----- INPUT DATA

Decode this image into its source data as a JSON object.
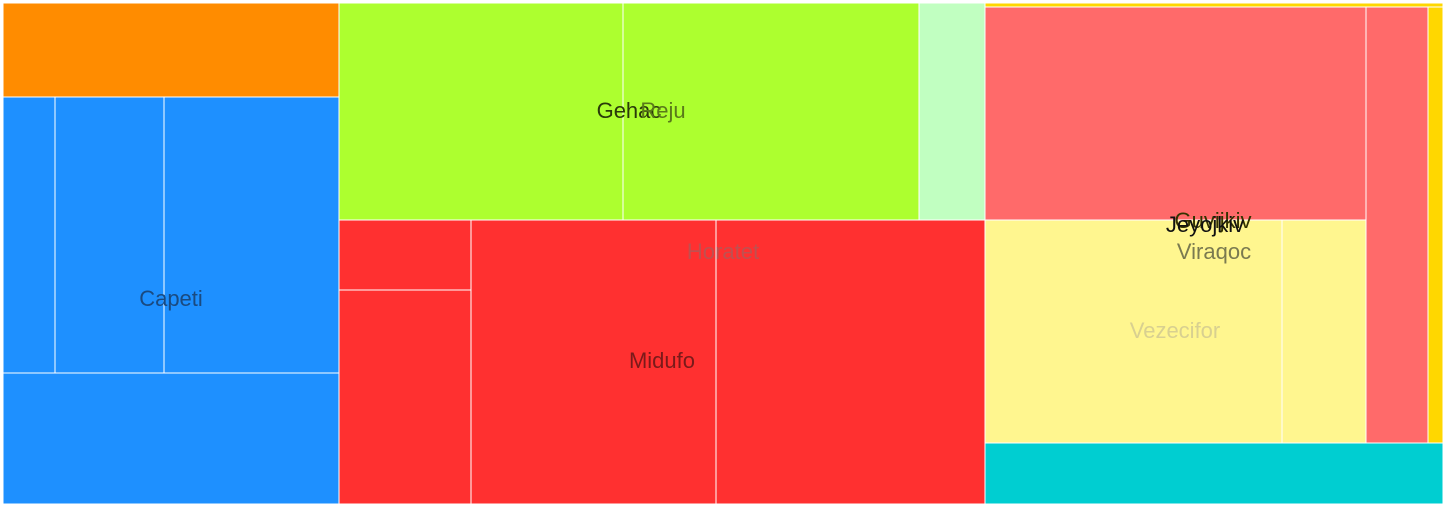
{
  "chart_data": {
    "type": "treemap",
    "tiles": [
      {
        "id": "orange-top",
        "value": 3.07,
        "color": "#FF8C00"
      },
      {
        "id": "blue-a",
        "value": 1.42,
        "color": "#1E90FF"
      },
      {
        "id": "blue-b",
        "value": 3.01,
        "color": "#1E90FF"
      },
      {
        "id": "blue-c",
        "value": 4.83,
        "color": "#1E90FF"
      },
      {
        "id": "blue-bottom",
        "value": 4.2,
        "color": "#1E90FF"
      },
      {
        "id": "green-a",
        "value": 6.08,
        "color": "#ADFF2F"
      },
      {
        "id": "green-b",
        "value": 6.35,
        "color": "#ADFF2F"
      },
      {
        "id": "mint",
        "value": 1.42,
        "color": "#C1FFC1"
      },
      {
        "id": "red-a",
        "value": 0.92,
        "color": "#FF3030"
      },
      {
        "id": "red-b",
        "value": 2.79,
        "color": "#FF3030"
      },
      {
        "id": "red-c",
        "value": 6.78,
        "color": "#FF3030"
      },
      {
        "id": "red-d",
        "value": 7.38,
        "color": "#FF3030"
      },
      {
        "id": "coral-top",
        "value": 5.57,
        "color": "#FF6A6A"
      },
      {
        "id": "coral-strip",
        "value": 2.15,
        "color": "#FF6A6A"
      },
      {
        "id": "yellow-a",
        "value": 4.54,
        "color": "#FFF68F"
      },
      {
        "id": "yellow-b",
        "value": 1.32,
        "color": "#FFF68F"
      },
      {
        "id": "gold-top",
        "value": 0.05,
        "color": "#FFD700"
      },
      {
        "id": "gold-right",
        "value": 0.37,
        "color": "#FFD700"
      },
      {
        "id": "cyan-bottom",
        "value": 1.73,
        "color": "#00CED1"
      }
    ],
    "labels": [
      {
        "text": "Capeti",
        "color": "#1a4a80"
      },
      {
        "text": "Gehac",
        "color": "#2a3a0a"
      },
      {
        "text": "Reju",
        "color": "#5a7a1a"
      },
      {
        "text": "Horatet",
        "color": "#c05050"
      },
      {
        "text": "Midufo",
        "color": "#7a1a1a"
      },
      {
        "text": "Guvijkiv",
        "color": "#333300"
      },
      {
        "text": "Jeyojkiv",
        "color": "#111111"
      },
      {
        "text": "Viraqoc",
        "color": "#7a7a50"
      },
      {
        "text": "Vezecifor",
        "color": "#d8d090"
      }
    ]
  }
}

----------

# SHORT TASK
Answer with a single number: the count of lines holding the word "text".

# RESULT FOR THIS EXERCISE
9